TASK INPUTS:
_ _ _ _ _ _ _

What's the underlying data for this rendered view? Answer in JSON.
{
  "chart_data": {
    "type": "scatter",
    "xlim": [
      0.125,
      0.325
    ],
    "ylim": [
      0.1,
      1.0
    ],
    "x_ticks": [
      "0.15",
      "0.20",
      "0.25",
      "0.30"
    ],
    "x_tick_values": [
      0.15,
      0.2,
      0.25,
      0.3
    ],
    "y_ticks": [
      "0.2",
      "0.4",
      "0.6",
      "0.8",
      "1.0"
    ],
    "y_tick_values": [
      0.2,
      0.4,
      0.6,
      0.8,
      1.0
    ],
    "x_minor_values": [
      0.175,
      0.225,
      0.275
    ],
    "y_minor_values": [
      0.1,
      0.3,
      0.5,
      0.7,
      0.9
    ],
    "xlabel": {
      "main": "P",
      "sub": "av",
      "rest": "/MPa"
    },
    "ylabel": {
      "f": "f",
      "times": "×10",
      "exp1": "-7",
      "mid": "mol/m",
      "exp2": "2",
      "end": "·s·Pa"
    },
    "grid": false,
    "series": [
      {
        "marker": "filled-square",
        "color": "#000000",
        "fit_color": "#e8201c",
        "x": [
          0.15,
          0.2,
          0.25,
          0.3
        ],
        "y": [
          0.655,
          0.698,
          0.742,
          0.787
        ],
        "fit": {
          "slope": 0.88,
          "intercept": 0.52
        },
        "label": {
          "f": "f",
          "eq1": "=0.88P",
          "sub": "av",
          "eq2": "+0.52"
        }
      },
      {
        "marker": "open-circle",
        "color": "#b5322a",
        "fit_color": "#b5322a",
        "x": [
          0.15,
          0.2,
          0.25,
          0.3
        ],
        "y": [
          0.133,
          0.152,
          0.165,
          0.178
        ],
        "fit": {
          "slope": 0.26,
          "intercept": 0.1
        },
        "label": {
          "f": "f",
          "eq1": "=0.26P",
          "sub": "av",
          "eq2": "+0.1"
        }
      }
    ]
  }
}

_ _ _ _ _ _ _

THE TASK: Report every line in the data above in which the word "marker" appears.

SOLVED EXERCISE:
        "marker": "filled-square",
        "marker": "open-circle",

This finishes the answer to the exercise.